THE PROBLEM. Take every line where the string "NATIONAL" appears and copy it.

[Figure content listings]
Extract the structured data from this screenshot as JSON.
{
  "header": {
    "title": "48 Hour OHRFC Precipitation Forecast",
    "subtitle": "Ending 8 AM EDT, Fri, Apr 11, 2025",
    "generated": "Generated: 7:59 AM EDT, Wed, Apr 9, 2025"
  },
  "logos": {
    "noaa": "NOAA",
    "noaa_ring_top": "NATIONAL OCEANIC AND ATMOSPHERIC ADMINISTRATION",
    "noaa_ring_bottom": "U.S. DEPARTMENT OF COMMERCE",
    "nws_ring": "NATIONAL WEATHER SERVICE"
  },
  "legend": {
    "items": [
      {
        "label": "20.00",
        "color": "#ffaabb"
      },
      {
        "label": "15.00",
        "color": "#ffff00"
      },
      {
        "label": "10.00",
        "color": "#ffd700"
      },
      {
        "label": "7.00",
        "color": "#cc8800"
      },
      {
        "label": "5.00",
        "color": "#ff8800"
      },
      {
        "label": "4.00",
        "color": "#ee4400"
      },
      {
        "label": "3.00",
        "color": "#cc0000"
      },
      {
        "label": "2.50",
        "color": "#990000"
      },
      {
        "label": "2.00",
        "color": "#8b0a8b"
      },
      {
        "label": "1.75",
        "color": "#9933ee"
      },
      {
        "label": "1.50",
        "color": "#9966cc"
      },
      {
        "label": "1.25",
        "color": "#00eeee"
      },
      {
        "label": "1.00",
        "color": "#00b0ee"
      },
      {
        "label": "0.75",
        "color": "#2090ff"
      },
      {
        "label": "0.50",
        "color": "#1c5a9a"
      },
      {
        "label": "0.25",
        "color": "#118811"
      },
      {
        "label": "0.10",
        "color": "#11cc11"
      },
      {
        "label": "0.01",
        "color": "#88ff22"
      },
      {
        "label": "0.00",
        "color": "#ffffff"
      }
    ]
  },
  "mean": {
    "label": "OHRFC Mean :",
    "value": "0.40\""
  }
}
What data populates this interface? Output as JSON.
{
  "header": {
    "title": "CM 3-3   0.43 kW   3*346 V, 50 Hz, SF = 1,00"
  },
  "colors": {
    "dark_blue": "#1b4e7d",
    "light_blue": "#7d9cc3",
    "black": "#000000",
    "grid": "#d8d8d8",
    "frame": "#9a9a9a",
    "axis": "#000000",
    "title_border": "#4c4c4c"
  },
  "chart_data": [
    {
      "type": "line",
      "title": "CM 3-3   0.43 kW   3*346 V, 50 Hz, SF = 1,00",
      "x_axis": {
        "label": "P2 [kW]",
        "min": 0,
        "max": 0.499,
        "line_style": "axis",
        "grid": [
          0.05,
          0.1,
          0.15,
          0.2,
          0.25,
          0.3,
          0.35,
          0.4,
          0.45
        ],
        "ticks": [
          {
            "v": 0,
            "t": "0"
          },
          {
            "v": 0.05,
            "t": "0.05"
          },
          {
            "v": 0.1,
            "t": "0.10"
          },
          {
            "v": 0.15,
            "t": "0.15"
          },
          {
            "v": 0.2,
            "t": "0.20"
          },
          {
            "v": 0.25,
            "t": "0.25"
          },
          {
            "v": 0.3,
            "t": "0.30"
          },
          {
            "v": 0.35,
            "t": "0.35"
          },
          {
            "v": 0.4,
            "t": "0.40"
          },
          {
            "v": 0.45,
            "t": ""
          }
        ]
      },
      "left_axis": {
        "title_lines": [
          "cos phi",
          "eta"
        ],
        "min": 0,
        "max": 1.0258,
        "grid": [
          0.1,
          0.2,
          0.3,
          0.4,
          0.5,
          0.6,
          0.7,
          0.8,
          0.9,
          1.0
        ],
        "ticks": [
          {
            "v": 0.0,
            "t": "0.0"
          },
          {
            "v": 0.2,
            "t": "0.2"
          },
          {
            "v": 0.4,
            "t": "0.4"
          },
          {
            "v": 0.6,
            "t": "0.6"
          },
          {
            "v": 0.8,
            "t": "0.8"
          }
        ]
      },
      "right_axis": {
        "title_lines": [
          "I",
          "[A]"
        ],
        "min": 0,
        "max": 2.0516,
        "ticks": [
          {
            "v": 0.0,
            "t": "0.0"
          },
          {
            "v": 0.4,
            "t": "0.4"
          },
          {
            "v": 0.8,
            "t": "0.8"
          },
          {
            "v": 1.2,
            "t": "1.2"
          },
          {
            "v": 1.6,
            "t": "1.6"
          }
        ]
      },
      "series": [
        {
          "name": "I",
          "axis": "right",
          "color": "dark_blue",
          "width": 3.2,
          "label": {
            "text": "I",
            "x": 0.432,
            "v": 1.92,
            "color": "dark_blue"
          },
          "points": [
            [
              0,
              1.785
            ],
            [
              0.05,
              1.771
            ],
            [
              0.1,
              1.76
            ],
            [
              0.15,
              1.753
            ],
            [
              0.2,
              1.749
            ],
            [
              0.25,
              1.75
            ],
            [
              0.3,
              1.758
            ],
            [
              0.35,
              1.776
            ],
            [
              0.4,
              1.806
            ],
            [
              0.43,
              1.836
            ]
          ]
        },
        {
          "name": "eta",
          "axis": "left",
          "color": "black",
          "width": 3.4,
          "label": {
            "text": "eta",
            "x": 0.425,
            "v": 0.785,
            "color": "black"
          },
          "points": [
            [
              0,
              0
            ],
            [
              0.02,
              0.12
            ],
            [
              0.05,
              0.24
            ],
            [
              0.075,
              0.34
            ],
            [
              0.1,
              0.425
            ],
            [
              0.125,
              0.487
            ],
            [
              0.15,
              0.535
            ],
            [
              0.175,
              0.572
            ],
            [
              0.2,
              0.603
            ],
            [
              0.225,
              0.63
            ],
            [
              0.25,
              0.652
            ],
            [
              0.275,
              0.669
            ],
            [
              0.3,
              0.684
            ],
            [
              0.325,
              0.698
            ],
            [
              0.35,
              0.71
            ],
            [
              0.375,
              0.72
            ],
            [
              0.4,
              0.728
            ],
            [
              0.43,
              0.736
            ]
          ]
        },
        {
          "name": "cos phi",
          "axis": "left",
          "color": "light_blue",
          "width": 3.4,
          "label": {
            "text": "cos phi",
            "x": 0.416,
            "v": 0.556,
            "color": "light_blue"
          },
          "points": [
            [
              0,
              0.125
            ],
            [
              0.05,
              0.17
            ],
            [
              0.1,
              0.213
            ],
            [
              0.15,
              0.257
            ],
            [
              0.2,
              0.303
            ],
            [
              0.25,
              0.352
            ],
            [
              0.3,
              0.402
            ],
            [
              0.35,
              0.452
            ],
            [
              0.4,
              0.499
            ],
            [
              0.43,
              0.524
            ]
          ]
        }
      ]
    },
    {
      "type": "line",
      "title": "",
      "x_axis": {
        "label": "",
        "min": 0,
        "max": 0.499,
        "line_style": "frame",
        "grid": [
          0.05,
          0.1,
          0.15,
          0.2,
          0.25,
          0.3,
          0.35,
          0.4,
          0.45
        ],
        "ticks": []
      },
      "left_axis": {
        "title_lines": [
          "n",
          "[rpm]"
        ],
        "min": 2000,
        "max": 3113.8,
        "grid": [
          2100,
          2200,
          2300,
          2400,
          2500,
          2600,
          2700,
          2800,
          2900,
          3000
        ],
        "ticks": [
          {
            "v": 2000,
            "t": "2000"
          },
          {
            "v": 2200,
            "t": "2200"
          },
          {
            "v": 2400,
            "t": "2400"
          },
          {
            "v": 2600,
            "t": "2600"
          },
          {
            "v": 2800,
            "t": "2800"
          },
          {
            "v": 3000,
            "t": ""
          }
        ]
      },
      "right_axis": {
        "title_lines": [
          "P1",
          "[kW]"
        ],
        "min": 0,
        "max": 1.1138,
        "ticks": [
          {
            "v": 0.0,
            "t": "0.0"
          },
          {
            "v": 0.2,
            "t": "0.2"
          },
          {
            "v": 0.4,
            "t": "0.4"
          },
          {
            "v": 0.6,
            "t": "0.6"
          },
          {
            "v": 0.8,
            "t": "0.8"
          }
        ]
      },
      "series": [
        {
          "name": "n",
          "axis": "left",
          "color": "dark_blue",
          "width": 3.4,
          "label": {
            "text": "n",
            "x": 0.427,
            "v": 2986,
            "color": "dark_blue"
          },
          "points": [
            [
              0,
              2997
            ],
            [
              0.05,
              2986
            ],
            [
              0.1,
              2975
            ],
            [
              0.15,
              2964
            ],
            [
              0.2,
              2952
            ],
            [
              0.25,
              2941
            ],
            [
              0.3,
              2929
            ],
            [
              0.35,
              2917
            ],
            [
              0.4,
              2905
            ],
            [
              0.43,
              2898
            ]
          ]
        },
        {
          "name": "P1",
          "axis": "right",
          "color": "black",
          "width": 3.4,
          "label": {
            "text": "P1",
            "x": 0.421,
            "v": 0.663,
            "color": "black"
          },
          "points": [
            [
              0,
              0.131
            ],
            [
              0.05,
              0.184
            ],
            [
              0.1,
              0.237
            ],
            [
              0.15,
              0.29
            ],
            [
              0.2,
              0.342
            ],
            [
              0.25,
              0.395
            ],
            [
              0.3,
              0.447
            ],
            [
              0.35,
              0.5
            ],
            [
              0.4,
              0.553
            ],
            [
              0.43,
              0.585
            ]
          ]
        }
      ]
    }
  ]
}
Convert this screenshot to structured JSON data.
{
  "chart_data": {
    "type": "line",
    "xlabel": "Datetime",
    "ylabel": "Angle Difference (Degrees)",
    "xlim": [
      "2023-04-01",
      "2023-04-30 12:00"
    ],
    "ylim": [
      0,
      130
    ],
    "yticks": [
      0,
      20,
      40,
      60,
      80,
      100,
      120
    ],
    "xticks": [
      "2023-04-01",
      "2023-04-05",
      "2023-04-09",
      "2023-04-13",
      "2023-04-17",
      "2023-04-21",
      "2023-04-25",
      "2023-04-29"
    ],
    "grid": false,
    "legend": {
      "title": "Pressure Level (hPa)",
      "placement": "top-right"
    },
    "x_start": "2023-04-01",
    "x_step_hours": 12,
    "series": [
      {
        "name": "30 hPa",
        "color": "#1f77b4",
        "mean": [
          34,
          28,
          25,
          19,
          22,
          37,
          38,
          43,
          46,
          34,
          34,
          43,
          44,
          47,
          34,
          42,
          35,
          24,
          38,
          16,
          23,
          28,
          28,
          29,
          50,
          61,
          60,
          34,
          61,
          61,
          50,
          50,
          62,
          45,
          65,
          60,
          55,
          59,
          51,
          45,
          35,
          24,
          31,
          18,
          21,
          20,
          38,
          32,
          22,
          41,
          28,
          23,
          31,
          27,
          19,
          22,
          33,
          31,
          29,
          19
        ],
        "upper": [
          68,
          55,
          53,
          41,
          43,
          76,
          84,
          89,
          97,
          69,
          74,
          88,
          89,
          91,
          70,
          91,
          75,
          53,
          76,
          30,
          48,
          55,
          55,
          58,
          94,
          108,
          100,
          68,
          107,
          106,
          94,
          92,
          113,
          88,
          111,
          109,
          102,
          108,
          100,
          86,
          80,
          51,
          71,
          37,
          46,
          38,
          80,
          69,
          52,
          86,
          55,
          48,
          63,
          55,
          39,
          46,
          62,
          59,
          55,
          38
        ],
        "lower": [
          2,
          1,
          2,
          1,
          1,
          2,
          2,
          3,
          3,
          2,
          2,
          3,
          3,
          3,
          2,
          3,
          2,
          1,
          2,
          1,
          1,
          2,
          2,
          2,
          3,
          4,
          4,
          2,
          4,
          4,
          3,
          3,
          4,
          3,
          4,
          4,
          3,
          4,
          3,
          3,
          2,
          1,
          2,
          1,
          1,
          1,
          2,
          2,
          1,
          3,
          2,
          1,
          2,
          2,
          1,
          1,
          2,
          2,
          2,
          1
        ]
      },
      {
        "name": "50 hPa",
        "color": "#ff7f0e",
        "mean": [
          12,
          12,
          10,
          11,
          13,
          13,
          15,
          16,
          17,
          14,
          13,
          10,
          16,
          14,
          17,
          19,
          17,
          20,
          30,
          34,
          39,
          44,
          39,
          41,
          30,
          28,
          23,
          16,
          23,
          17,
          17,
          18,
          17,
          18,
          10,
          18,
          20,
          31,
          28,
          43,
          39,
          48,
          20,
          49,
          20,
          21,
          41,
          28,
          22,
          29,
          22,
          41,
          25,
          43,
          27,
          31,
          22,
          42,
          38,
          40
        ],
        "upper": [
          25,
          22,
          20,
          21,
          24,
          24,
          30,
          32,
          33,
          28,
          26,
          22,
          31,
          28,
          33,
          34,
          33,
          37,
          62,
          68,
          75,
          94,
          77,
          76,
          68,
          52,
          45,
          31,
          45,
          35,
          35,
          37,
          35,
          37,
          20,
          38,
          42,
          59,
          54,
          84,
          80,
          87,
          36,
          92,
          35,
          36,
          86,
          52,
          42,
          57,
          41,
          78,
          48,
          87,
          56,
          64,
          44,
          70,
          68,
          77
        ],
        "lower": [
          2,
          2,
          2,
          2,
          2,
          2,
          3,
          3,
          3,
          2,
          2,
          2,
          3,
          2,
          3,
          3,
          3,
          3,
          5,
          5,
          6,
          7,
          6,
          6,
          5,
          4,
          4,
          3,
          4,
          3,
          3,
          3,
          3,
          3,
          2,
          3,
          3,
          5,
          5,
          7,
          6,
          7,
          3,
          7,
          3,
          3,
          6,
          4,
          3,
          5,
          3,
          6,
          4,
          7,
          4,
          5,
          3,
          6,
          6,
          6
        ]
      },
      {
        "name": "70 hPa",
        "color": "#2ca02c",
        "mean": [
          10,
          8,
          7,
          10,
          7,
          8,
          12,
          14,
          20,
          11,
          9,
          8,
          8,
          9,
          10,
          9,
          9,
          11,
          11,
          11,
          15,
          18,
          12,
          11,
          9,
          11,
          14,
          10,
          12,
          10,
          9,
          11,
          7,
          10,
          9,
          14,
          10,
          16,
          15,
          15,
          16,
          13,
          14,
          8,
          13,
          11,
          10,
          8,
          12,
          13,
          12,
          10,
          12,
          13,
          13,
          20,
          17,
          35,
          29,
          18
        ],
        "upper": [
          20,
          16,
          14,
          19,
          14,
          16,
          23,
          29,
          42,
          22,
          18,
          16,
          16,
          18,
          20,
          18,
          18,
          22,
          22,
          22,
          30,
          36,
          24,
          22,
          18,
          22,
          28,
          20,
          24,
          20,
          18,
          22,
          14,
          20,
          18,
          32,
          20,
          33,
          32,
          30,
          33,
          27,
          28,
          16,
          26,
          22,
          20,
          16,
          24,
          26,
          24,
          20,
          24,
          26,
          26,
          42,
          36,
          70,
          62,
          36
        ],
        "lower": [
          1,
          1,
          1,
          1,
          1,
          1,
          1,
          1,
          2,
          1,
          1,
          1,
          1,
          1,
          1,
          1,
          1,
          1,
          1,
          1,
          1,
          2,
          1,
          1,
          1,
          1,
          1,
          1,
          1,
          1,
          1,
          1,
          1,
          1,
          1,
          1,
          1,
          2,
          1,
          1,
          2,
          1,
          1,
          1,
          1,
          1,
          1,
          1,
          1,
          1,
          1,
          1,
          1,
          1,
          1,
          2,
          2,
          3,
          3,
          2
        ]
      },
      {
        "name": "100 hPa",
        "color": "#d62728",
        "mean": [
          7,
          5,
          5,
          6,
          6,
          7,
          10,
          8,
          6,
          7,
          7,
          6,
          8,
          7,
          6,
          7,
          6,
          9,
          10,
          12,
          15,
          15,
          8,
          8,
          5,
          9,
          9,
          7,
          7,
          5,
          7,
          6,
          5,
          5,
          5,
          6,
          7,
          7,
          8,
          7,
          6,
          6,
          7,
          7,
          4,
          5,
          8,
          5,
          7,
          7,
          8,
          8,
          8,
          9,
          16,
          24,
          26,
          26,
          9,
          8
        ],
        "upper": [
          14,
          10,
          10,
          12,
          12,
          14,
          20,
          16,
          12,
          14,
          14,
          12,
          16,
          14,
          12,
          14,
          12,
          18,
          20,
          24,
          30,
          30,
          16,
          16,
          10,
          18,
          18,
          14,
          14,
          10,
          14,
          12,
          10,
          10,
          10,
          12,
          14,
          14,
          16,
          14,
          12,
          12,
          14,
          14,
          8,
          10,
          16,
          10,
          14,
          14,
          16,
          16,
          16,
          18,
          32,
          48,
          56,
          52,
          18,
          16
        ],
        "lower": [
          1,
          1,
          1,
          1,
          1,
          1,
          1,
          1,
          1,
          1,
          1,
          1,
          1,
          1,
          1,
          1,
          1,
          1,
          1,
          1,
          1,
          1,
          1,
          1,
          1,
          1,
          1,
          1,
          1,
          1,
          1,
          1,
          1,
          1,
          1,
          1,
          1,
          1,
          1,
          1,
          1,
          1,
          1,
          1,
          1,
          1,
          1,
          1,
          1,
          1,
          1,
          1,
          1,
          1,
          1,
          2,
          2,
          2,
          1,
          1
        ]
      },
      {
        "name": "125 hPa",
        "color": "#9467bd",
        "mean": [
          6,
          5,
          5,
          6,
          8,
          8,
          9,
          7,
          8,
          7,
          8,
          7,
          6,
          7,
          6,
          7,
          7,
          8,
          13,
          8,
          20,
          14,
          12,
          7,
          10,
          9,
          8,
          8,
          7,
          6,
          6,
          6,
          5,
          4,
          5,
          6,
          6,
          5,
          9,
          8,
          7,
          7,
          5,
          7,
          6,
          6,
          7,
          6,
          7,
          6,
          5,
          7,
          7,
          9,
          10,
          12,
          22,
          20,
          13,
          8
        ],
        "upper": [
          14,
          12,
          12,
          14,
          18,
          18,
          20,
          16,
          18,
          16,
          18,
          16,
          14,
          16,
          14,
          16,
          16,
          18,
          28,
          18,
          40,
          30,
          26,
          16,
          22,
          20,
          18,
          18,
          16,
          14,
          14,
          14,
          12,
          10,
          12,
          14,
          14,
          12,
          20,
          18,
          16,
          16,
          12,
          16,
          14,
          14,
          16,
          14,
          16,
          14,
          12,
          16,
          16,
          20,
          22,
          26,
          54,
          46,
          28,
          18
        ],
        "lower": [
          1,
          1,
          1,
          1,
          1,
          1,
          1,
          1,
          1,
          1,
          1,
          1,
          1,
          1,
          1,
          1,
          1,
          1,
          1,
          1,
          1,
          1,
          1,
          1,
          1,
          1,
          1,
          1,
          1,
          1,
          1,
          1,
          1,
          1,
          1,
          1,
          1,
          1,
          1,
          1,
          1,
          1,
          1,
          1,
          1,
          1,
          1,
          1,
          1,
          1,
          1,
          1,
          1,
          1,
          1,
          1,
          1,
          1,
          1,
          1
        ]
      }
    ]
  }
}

THE COMPLETED TASK.
    "noaa_ring_top": "NATIONAL OCEANIC AND ATMOSPHERIC ADMINISTRATION",
    "nws_ring": "NATIONAL WEATHER SERVICE"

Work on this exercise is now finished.